Task description: Copy every record word for word.

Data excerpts

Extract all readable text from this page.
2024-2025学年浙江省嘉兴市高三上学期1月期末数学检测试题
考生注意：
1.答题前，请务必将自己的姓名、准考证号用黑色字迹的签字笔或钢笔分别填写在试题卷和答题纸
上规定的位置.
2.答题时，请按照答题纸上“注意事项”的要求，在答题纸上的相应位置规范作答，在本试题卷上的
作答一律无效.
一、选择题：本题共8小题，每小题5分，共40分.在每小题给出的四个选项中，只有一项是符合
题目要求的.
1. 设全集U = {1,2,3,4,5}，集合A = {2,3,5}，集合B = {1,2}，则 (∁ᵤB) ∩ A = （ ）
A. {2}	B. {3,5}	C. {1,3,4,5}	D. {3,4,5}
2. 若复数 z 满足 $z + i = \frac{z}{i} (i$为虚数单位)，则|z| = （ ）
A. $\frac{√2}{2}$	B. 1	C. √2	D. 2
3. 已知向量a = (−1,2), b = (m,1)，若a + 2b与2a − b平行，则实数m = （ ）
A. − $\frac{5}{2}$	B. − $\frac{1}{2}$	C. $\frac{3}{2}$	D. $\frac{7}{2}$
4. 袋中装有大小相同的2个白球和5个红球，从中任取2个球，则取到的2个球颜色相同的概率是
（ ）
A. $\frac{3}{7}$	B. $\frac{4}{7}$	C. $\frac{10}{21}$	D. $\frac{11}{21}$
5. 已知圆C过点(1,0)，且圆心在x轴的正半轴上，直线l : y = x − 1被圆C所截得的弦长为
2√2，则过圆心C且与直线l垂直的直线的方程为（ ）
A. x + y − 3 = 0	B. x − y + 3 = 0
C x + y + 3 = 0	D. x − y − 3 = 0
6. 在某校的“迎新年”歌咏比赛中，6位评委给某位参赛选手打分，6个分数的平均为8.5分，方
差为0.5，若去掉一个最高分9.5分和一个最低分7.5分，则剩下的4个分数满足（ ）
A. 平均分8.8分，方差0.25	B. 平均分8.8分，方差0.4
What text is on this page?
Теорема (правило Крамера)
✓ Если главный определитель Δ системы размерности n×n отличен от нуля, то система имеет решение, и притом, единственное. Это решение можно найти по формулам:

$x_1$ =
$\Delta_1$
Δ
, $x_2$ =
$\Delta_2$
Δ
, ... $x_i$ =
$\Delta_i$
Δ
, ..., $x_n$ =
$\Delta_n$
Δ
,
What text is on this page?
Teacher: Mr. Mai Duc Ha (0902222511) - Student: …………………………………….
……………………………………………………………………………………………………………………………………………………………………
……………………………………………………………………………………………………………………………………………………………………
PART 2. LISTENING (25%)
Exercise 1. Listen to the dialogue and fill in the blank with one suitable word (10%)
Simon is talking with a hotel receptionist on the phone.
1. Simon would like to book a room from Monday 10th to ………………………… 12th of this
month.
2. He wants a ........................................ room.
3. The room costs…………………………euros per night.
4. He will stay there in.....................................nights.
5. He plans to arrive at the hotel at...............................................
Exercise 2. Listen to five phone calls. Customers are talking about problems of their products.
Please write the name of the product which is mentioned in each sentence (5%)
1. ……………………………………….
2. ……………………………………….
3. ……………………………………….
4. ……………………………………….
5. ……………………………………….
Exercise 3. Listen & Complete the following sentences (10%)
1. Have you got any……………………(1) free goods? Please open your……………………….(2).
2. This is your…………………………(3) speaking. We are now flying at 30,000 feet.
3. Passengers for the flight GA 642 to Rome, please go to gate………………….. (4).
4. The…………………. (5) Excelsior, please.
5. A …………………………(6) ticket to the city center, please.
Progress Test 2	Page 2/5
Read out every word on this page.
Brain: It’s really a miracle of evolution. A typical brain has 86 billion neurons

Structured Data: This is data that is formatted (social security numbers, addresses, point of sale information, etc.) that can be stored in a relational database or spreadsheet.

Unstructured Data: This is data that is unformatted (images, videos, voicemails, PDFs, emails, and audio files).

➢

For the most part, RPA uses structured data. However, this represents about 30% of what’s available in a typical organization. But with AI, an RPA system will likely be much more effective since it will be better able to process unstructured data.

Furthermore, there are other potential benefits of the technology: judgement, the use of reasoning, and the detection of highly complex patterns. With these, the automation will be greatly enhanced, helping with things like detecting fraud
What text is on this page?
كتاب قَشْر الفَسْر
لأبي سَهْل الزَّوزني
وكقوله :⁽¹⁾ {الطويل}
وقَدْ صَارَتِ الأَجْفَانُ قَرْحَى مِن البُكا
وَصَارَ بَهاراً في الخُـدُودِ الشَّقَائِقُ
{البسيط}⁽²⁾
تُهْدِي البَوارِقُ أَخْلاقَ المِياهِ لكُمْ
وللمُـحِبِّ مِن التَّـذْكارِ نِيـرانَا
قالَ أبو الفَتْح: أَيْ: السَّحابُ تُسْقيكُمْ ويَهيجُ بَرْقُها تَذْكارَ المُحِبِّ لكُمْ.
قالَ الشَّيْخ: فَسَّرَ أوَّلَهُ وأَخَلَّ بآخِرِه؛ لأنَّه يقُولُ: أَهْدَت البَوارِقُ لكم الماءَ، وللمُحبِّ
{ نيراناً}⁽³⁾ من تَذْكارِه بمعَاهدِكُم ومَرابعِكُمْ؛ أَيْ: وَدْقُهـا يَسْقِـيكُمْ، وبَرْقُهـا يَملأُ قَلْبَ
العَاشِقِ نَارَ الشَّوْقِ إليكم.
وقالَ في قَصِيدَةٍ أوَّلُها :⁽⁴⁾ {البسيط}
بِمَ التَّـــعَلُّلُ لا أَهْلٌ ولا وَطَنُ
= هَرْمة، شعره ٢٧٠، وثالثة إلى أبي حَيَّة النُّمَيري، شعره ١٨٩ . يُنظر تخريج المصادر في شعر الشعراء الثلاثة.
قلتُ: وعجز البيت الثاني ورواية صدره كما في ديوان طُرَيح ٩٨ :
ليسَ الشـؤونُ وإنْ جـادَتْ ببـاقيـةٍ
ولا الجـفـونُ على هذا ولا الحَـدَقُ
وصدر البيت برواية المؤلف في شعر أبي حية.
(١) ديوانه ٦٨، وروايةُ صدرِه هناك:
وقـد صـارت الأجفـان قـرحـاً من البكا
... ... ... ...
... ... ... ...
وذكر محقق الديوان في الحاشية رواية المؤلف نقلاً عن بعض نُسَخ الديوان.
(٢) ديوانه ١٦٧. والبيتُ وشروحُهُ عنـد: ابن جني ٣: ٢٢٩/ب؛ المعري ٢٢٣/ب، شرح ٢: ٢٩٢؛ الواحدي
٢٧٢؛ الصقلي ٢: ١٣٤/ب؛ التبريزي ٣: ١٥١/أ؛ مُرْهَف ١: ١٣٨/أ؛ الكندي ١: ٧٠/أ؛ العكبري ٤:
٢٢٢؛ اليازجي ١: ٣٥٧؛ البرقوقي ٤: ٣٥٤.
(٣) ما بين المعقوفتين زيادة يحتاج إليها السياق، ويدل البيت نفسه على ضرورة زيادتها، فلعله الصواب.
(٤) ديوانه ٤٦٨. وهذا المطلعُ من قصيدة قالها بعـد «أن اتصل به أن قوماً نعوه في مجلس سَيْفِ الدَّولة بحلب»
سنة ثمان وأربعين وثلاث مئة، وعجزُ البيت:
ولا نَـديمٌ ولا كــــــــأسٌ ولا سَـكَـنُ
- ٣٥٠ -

Solution to this exercise:
Extract all readable text from this page.
2024-2025学年浙江省嘉兴市高三上学期1月期末数学检测试题
考生注意：
1.答题前，请务必将自己的姓名、准考证号用黑色字迹的签字笔或钢笔分别填写在试题卷和答题纸
上规定的位置.
2.答题时，请按照答题纸上“注意事项”的要求，在答题纸上的相应位置规范作答，在本试题卷上的
作答一律无效.
一、选择题：本题共8小题，每小题5分，共40分.在每小题给出的四个选项中，只有一项是符合
题目要求的.
1. 设全集U = {1,2,3,4,5}，集合A = {2,3,5}，集合B = {1,2}，则 (∁ᵤB) ∩ A = （ ）
A. {2}	B. {3,5}	C. {1,3,4,5}	D. {3,4,5}
2. 若复数 z 满足 $z + i = \frac{z}{i} (i$为虚数单位)，则|z| = （ ）
A. $\frac{√2}{2}$	B. 1	C. √2	D. 2
3. 已知向量a = (−1,2), b = (m,1)，若a + 2b与2a − b平行，则实数m = （ ）
A. − $\frac{5}{2}$	B. − $\frac{1}{2}$	C. $\frac{3}{2}$	D. $\frac{7}{2}$
4. 袋中装有大小相同的2个白球和5个红球，从中任取2个球，则取到的2个球颜色相同的概率是
（ ）
A. $\frac{3}{7}$	B. $\frac{4}{7}$	C. $\frac{10}{21}$	D. $\frac{11}{21}$
5. 已知圆C过点(1,0)，且圆心在x轴的正半轴上，直线l : y = x − 1被圆C所截得的弦长为
2√2，则过圆心C且与直线l垂直的直线的方程为（ ）
A. x + y − 3 = 0	B. x − y + 3 = 0
C x + y + 3 = 0	D. x − y − 3 = 0
6. 在某校的“迎新年”歌咏比赛中，6位评委给某位参赛选手打分，6个分数的平均为8.5分，方
差为0.5，若去掉一个最高分9.5分和一个最低分7.5分，则剩下的4个分数满足（ ）
A. 平均分8.8分，方差0.25	B. 平均分8.8分，方差0.4
What text is on this page?
Теорема (правило Крамера)
✓ Если главный определитель Δ системы размерности n×n отличен от нуля, то система имеет решение, и притом, единственное. Это решение можно найти по формулам:

$x_1$ =
$\Delta_1$
Δ
, $x_2$ =
$\Delta_2$
Δ
, ... $x_i$ =
$\Delta_i$
Δ
, ..., $x_n$ =
$\Delta_n$
Δ
,
What text is on this page?
Teacher: Mr. Mai Duc Ha (0902222511) - Student: …………………………………….
……………………………………………………………………………………………………………………………………………………………………
……………………………………………………………………………………………………………………………………………………………………
PART 2. LISTENING (25%)
Exercise 1. Listen to the dialogue and fill in the blank with one suitable word (10%)
Simon is talking with a hotel receptionist on the phone.
1. Simon would like to book a room from Monday 10th to ………………………… 12th of this
month.
2. He wants a ........................................ room.
3. The room costs…………………………euros per night.
4. He will stay there in.....................................nights.
5. He plans to arrive at the hotel at...............................................
Exercise 2. Listen to five phone calls. Customers are talking about problems of their products.
Please write the name of the product which is mentioned in each sentence (5%)
1. ……………………………………….
2. ……………………………………….
3. ……………………………………….
4. ……………………………………….
5. ……………………………………….
Exercise 3. Listen & Complete the following sentences (10%)
1. Have you got any……………………(1) free goods? Please open your……………………….(2).
2. This is your…………………………(3) speaking. We are now flying at 30,000 feet.
3. Passengers for the flight GA 642 to Rome, please go to gate………………….. (4).
4. The…………………. (5) Excelsior, please.
5. A …………………………(6) ticket to the city center, please.
Progress Test 2	Page 2/5
Read out every word on this page.
Brain: It’s really a miracle of evolution. A typical brain has 86 billion neurons

Structured Data: This is data that is formatted (social security numbers, addresses, point of sale information, etc.) that can be stored in a relational database or spreadsheet.

Unstructured Data: This is data that is unformatted (images, videos, voicemails, PDFs, emails, and audio files).

➢

For the most part, RPA uses structured data. However, this represents about 30% of what’s available in a typical organization. But with AI, an RPA system will likely be much more effective since it will be better able to process unstructured data.

Furthermore, there are other potential benefits of the technology: judgement, the use of reasoning, and the detection of highly complex patterns. With these, the automation will be greatly enhanced, helping with things like detecting fraud
What text is on this page?
كتاب قَشْر الفَسْر
لأبي سَهْل الزَّوزني
وكقوله :⁽¹⁾ {الطويل}
وقَدْ صَارَتِ الأَجْفَانُ قَرْحَى مِن البُكا
وَصَارَ بَهاراً في الخُـدُودِ الشَّقَائِقُ
{البسيط}⁽²⁾
تُهْدِي البَوارِقُ أَخْلاقَ المِياهِ لكُمْ
وللمُـحِبِّ مِن التَّـذْكارِ نِيـرانَا
قالَ أبو الفَتْح: أَيْ: السَّحابُ تُسْقيكُمْ ويَهيجُ بَرْقُها تَذْكارَ المُحِبِّ لكُمْ.
قالَ الشَّيْخ: فَسَّرَ أوَّلَهُ وأَخَلَّ بآخِرِه؛ لأنَّه يقُولُ: أَهْدَت البَوارِقُ لكم الماءَ، وللمُحبِّ
{ نيراناً}⁽³⁾ من تَذْكارِه بمعَاهدِكُم ومَرابعِكُمْ؛ أَيْ: وَدْقُهـا يَسْقِـيكُمْ، وبَرْقُهـا يَملأُ قَلْبَ
العَاشِقِ نَارَ الشَّوْقِ إليكم.
وقالَ في قَصِيدَةٍ أوَّلُها :⁽⁴⁾ {البسيط}
بِمَ التَّـــعَلُّلُ لا أَهْلٌ ولا وَطَنُ
= هَرْمة، شعره ٢٧٠، وثالثة إلى أبي حَيَّة النُّمَيري، شعره ١٨٩ . يُنظر تخريج المصادر في شعر الشعراء الثلاثة.
قلتُ: وعجز البيت الثاني ورواية صدره كما في ديوان طُرَيح ٩٨ :
ليسَ الشـؤونُ وإنْ جـادَتْ ببـاقيـةٍ
ولا الجـفـونُ على هذا ولا الحَـدَقُ
وصدر البيت برواية المؤلف في شعر أبي حية.
(١) ديوانه ٦٨، وروايةُ صدرِه هناك:
وقـد صـارت الأجفـان قـرحـاً من البكا
... ... ... ...
... ... ... ...
وذكر محقق الديوان في الحاشية رواية المؤلف نقلاً عن بعض نُسَخ الديوان.
(٢) ديوانه ١٦٧. والبيتُ وشروحُهُ عنـد: ابن جني ٣: ٢٢٩/ب؛ المعري ٢٢٣/ب، شرح ٢: ٢٩٢؛ الواحدي
٢٧٢؛ الصقلي ٢: ١٣٤/ب؛ التبريزي ٣: ١٥١/أ؛ مُرْهَف ١: ١٣٨/أ؛ الكندي ١: ٧٠/أ؛ العكبري ٤:
٢٢٢؛ اليازجي ١: ٣٥٧؛ البرقوقي ٤: ٣٥٤.
(٣) ما بين المعقوفتين زيادة يحتاج إليها السياق، ويدل البيت نفسه على ضرورة زيادتها، فلعله الصواب.
(٤) ديوانه ٤٦٨. وهذا المطلعُ من قصيدة قالها بعـد «أن اتصل به أن قوماً نعوه في مجلس سَيْفِ الدَّولة بحلب»
سنة ثمان وأربعين وثلاث مئة، وعجزُ البيت:
ولا نَـديمٌ ولا كــــــــأسٌ ولا سَـكَـنُ
- ٣٥٠ -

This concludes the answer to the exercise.